EXERCISE BRIEF » The data below should be restated word for word, pictures omitted.

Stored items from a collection
--*--

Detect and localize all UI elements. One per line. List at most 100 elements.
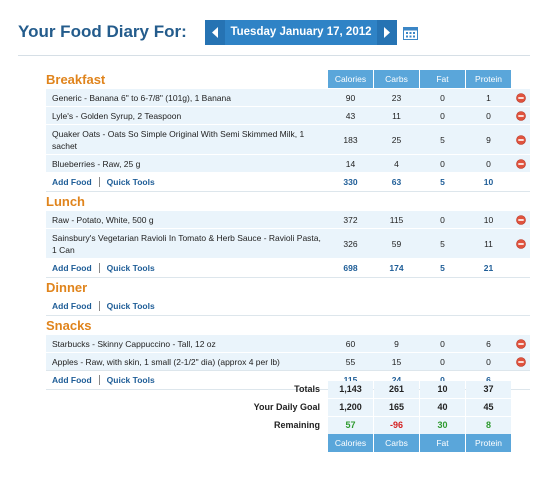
summary-value: 30	[420, 416, 465, 434]
link-separator	[98, 375, 100, 385]
nutrient-value: 0	[440, 92, 445, 103]
delete-icon[interactable]	[516, 356, 526, 367]
nutrient-value: 23	[391, 92, 402, 103]
summary-row: Your Daily Goal 1,200 165 40 45	[46, 398, 512, 416]
delete-cell	[512, 214, 530, 225]
delete-icon[interactable]	[516, 92, 526, 103]
meal-links: Add Food Quick Tools	[46, 177, 328, 187]
nutrient-value: 115	[389, 214, 404, 225]
meal-total: 330	[343, 177, 358, 187]
next-day[interactable]	[377, 20, 397, 45]
delete-icon[interactable]	[516, 338, 526, 349]
summary-footer: Calories Carbs Fat Protein	[46, 434, 512, 452]
meal-section: Lunch Raw - Potato, White, 500 g 372 115 0 10…	[46, 192, 530, 278]
nutrient-value: 0	[486, 356, 491, 367]
divider	[18, 55, 530, 56]
delete-cell	[512, 110, 530, 121]
food-name[interactable]: Lyle's - Golden Syrup, 2 Teaspoon	[52, 110, 182, 121]
column-header: Carbs	[374, 434, 419, 452]
delete-cell	[512, 338, 530, 349]
meal-links: Add Food Quick Tools	[46, 263, 328, 273]
food-name[interactable]: Apples - Raw, with skin, 1 small (2-1/2"…	[52, 356, 280, 367]
column-header: Fat	[420, 434, 465, 452]
quick-tools-link[interactable]: Quick Tools	[106, 301, 155, 311]
quick-tools-link[interactable]: Quick Tools	[106, 375, 155, 385]
nutrient-value: 55	[345, 356, 356, 367]
delete-cell	[512, 92, 530, 103]
food-entry: Apples - Raw, with skin, 1 small (2-1/2"…	[46, 353, 530, 371]
nutrient-value: 4	[394, 158, 399, 169]
diary-table: Breakfast Calories Carbs Fat Protein Generic …	[46, 70, 530, 390]
calendar-icon[interactable]	[403, 25, 418, 40]
meal-header: Snacks	[46, 316, 530, 335]
nutrient-value: 90	[345, 92, 356, 103]
food-name[interactable]: Blueberries - Raw, 25 g	[52, 158, 141, 169]
delete-cell	[512, 158, 530, 169]
meal-total: 6	[466, 375, 511, 385]
quick-tools-link[interactable]: Quick Tools	[106, 263, 155, 273]
nutrient-value: 11	[392, 110, 401, 121]
column-header: Calories	[328, 70, 373, 88]
meal-links: Add Food Quick Tools	[46, 375, 328, 385]
summary-value: 37	[466, 380, 511, 398]
meal-links: Add Food Quick Tools	[46, 301, 328, 311]
summary-label: Totals	[294, 384, 320, 394]
food-name[interactable]: Sainsbury's Vegetarian Ravioli In Tomato…	[52, 232, 321, 255]
nutrient-value: 0	[440, 214, 445, 225]
nutrient-value: 25	[391, 134, 402, 145]
summary-value: 40	[420, 398, 465, 416]
meal-totals: Add Food Quick Tools 1152406	[46, 371, 530, 390]
nutrient-value: 0	[486, 158, 491, 169]
nutrient-value: 10	[483, 214, 494, 225]
prev-day[interactable]	[205, 20, 225, 45]
nutrient-value: 9	[394, 338, 399, 349]
nutrient-value: 11	[484, 238, 493, 249]
page-title: Your Food Diary For:	[18, 22, 187, 41]
link-separator	[98, 301, 100, 311]
link-separator	[98, 263, 100, 273]
nutrient-value: 9	[486, 134, 491, 145]
meal-name: Breakfast	[46, 72, 106, 87]
nutrient-value: 0	[440, 110, 445, 121]
summary-value: 1,200	[328, 398, 373, 416]
food-entry: Lyle's - Golden Syrup, 2 Teaspoon 43 11 0 0	[46, 107, 530, 125]
nutrient-value: 183	[343, 134, 358, 145]
add-food-link[interactable]: Add Food	[52, 301, 92, 311]
link-separator	[98, 177, 100, 187]
meal-totals: Add Food Quick Tools 330 63 5 10	[46, 173, 530, 192]
meal-totals: Add Food Quick Tools 698 174 5 21	[46, 259, 530, 278]
meal-name: Lunch	[46, 194, 85, 209]
column-header: Fat	[420, 70, 465, 88]
food-name[interactable]: Quaker Oats - Oats So Simple Original Wi…	[52, 128, 305, 151]
food-entry: Blueberries - Raw, 25 g 14 4 0 0	[46, 155, 530, 173]
delete-icon[interactable]	[516, 238, 526, 249]
column-header: Carbs	[374, 70, 419, 88]
delete-icon[interactable]	[516, 134, 526, 145]
meal-header: Dinner	[46, 278, 530, 297]
delete-icon[interactable]	[516, 214, 526, 225]
food-name[interactable]: Starbucks - Skinny Cappuccino - Tall, 12…	[52, 338, 216, 349]
meal-total: 174	[389, 263, 404, 273]
nutrient-value: 15	[391, 356, 402, 367]
meal-total: 5	[440, 263, 445, 273]
quick-tools-link[interactable]: Quick Tools	[106, 177, 155, 187]
add-food-link[interactable]: Add Food	[52, 375, 92, 385]
nutrient-value: 14	[345, 158, 356, 169]
add-food-link[interactable]: Add Food	[52, 263, 92, 273]
food-name[interactable]: Generic - Banana 6" to 6-7/8" (101g), 1 …	[52, 92, 231, 103]
date: Tuesday January 17, 2012	[230, 26, 372, 38]
meal-header: Lunch	[46, 192, 530, 211]
food-name[interactable]: Raw - Potato, White, 500 g	[52, 214, 154, 225]
meal-section: Breakfast Calories Carbs Fat Protein Generic …	[46, 70, 530, 192]
summary-row: Totals 1,143 261 10 37	[46, 380, 512, 398]
meal-total: 21	[483, 263, 494, 273]
summary-value: 1,143	[328, 380, 373, 398]
delete-icon[interactable]	[516, 158, 526, 169]
delete-icon[interactable]	[516, 110, 526, 121]
food-entry: Generic - Banana 6" to 6-7/8" (101g), 1 …	[46, 89, 530, 107]
add-food-link[interactable]: Add Food	[52, 177, 92, 187]
meal-total: 115	[328, 375, 373, 385]
summary-value: 8	[466, 416, 511, 434]
divider	[46, 370, 530, 371]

--*--

RESPONSE BOX »
Detect and localize all UI elements. One per line. List at most 100 elements.
summary-value: 30	[420, 416, 465, 434]
link-separator	[98, 375, 100, 385]
nutrient-value: 0	[440, 92, 445, 103]
delete-icon[interactable]	[516, 356, 526, 367]
nutrient-value: 23	[391, 92, 402, 103]
summary-row: Your Daily Goal 1,200 165 40 45	[46, 398, 512, 416]
delete-cell	[512, 214, 530, 225]
delete-icon[interactable]	[516, 92, 526, 103]
meal-links: Add Food Quick Tools	[46, 177, 328, 187]
nutrient-value: 115	[389, 214, 404, 225]
meal-total: 330	[343, 177, 358, 187]
next-day[interactable]	[377, 20, 397, 45]
delete-icon[interactable]	[516, 338, 526, 349]
summary-footer: Calories Carbs Fat Protein	[46, 434, 512, 452]
meal-section: Lunch Raw - Potato, White, 500 g 372 115 0 10…	[46, 192, 530, 278]
nutrient-value: 0	[486, 356, 491, 367]
divider	[18, 55, 530, 56]
delete-cell	[512, 110, 530, 121]
food-name[interactable]: Lyle's - Golden Syrup, 2 Teaspoon	[52, 110, 182, 121]
column-header: Carbs	[374, 434, 419, 452]
delete-cell	[512, 338, 530, 349]
meal-links: Add Food Quick Tools	[46, 263, 328, 273]
food-name[interactable]: Apples - Raw, with skin, 1 small (2-1/2"…	[52, 356, 280, 367]
column-header: Fat	[420, 434, 465, 452]
quick-tools-link[interactable]: Quick Tools	[106, 301, 155, 311]
quick-tools-link[interactable]: Quick Tools	[106, 375, 155, 385]
nutrient-value: 55	[345, 356, 356, 367]
delete-cell	[512, 92, 530, 103]
food-entry: Apples - Raw, with skin, 1 small (2-1/2"…	[46, 353, 530, 371]
nutrient-value: 4	[394, 158, 399, 169]
diary-table: Breakfast Calories Carbs Fat Protein Generic …	[46, 70, 530, 390]
calendar-icon[interactable]	[403, 25, 418, 40]
meal-header: Snacks	[46, 316, 530, 335]
nutrient-value: 90	[345, 92, 356, 103]
food-name[interactable]: Blueberries - Raw, 25 g	[52, 158, 141, 169]
delete-cell	[512, 158, 530, 169]
meal-total: 6	[466, 375, 511, 385]
quick-tools-link[interactable]: Quick Tools	[106, 263, 155, 273]
nutrient-value: 11	[392, 110, 401, 121]
column-header: Calories	[328, 70, 373, 88]
meal-links: Add Food Quick Tools	[46, 375, 328, 385]
summary-value: 37	[466, 380, 511, 398]
meal-links: Add Food Quick Tools	[46, 301, 328, 311]
summary-label: Totals	[294, 384, 320, 394]
food-name[interactable]: Sainsbury's Vegetarian Ravioli In Tomato…	[52, 232, 321, 255]
nutrient-value: 0	[440, 214, 445, 225]
nutrient-value: 25	[391, 134, 402, 145]
summary-value: 40	[420, 398, 465, 416]
meal-totals: Add Food Quick Tools 1152406	[46, 371, 530, 390]
nutrient-value: 0	[486, 158, 491, 169]
nutrient-value: 10	[483, 214, 494, 225]
prev-day[interactable]	[205, 20, 225, 45]
nutrient-value: 9	[394, 338, 399, 349]
nutrient-value: 11	[484, 238, 493, 249]
page-title: Your Food Diary For:	[18, 22, 187, 41]
link-separator	[98, 301, 100, 311]
link-separator	[98, 263, 100, 273]
nutrient-value: 9	[486, 134, 491, 145]
meal-name: Breakfast	[46, 72, 106, 87]
nutrient-value: 0	[440, 110, 445, 121]
summary-value: 1,200	[328, 398, 373, 416]
food-entry: Lyle's - Golden Syrup, 2 Teaspoon 43 11 0 0	[46, 107, 530, 125]
nutrient-value: 183	[343, 134, 358, 145]
add-food-link[interactable]: Add Food	[52, 301, 92, 311]
link-separator	[98, 177, 100, 187]
meal-totals: Add Food Quick Tools 330 63 5 10	[46, 173, 530, 192]
meal-totals: Add Food Quick Tools 698 174 5 21	[46, 259, 530, 278]
meal-name: Lunch	[46, 194, 85, 209]
column-header: Fat	[420, 70, 465, 88]
food-name[interactable]: Quaker Oats - Oats So Simple Original Wi…	[52, 128, 305, 151]
food-entry: Blueberries - Raw, 25 g 14 4 0 0	[46, 155, 530, 173]
delete-icon[interactable]	[516, 238, 526, 249]
column-header: Carbs	[374, 70, 419, 88]
delete-icon[interactable]	[516, 134, 526, 145]
meal-header: Dinner	[46, 278, 530, 297]
delete-icon[interactable]	[516, 214, 526, 225]
food-name[interactable]: Starbucks - Skinny Cappuccino - Tall, 12…	[52, 338, 216, 349]
meal-total: 174	[389, 263, 404, 273]
nutrient-value: 15	[391, 356, 402, 367]
meal-total: 5	[440, 263, 445, 273]
quick-tools-link[interactable]: Quick Tools	[106, 177, 155, 187]
add-food-link[interactable]: Add Food	[52, 375, 92, 385]
nutrient-value: 14	[345, 158, 356, 169]
add-food-link[interactable]: Add Food	[52, 263, 92, 273]
food-name[interactable]: Generic - Banana 6" to 6-7/8" (101g), 1 …	[52, 92, 231, 103]
date: Tuesday January 17, 2012	[230, 26, 372, 38]
meal-header: Lunch	[46, 192, 530, 211]
food-name[interactable]: Raw - Potato, White, 500 g	[52, 214, 154, 225]
meal-section: Breakfast Calories Carbs Fat Protein Generic …	[46, 70, 530, 192]
summary-row: Totals 1,143 261 10 37	[46, 380, 512, 398]
meal-total: 21	[483, 263, 494, 273]
summary-value: 1,143	[328, 380, 373, 398]
delete-icon[interactable]	[516, 158, 526, 169]
delete-icon[interactable]	[516, 110, 526, 121]
food-entry: Generic - Banana 6" to 6-7/8" (101g), 1 …	[46, 89, 530, 107]
add-food-link[interactable]: Add Food	[52, 177, 92, 187]
meal-total: 115	[328, 375, 373, 385]
summary-value: 8	[466, 416, 511, 434]
divider	[46, 370, 530, 371]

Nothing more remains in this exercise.